*** Dataset records

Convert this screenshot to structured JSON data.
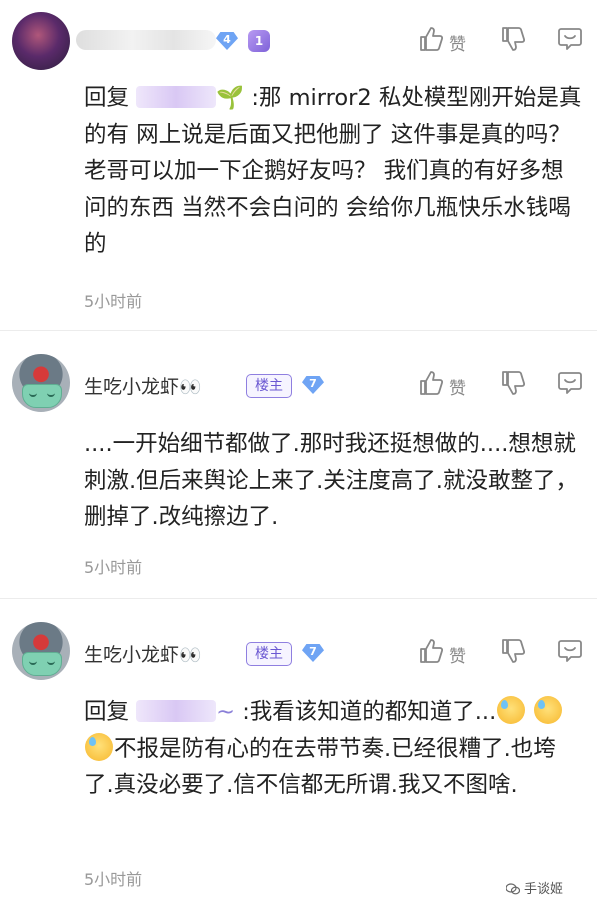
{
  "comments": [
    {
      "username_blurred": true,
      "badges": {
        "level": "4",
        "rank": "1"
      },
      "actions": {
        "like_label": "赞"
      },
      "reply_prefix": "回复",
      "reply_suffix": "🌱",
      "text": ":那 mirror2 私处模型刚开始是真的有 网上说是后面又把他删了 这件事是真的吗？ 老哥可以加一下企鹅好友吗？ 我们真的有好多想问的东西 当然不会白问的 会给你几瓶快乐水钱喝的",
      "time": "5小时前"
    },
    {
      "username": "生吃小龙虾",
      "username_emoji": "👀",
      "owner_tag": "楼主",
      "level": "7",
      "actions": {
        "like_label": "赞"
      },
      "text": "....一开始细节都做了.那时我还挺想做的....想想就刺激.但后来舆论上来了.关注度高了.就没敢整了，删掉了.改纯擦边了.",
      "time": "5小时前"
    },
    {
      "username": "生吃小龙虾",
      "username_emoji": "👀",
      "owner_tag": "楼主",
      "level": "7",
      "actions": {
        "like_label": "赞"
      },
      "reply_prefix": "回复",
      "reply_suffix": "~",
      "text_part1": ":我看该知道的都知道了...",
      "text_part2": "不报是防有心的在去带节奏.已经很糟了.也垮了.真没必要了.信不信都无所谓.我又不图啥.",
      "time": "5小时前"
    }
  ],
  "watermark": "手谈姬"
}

******

Copy the material shown above in full and exactly. Skip the pictures.

Convert this screenshot to structured JSON data.
{
  "comments": [
    {
      "username_blurred": true,
      "badges": {
        "level": "4",
        "rank": "1"
      },
      "actions": {
        "like_label": "赞"
      },
      "reply_prefix": "回复",
      "reply_suffix": "🌱",
      "text": ":那 mirror2 私处模型刚开始是真的有 网上说是后面又把他删了 这件事是真的吗？ 老哥可以加一下企鹅好友吗？ 我们真的有好多想问的东西 当然不会白问的 会给你几瓶快乐水钱喝的",
      "time": "5小时前"
    },
    {
      "username": "生吃小龙虾",
      "username_emoji": "👀",
      "owner_tag": "楼主",
      "level": "7",
      "actions": {
        "like_label": "赞"
      },
      "text": "....一开始细节都做了.那时我还挺想做的....想想就刺激.但后来舆论上来了.关注度高了.就没敢整了，删掉了.改纯擦边了.",
      "time": "5小时前"
    },
    {
      "username": "生吃小龙虾",
      "username_emoji": "👀",
      "owner_tag": "楼主",
      "level": "7",
      "actions": {
        "like_label": "赞"
      },
      "reply_prefix": "回复",
      "reply_suffix": "~",
      "text_part1": ":我看该知道的都知道了...",
      "text_part2": "不报是防有心的在去带节奏.已经很糟了.也垮了.真没必要了.信不信都无所谓.我又不图啥.",
      "time": "5小时前"
    }
  ],
  "watermark": "手谈姬"
}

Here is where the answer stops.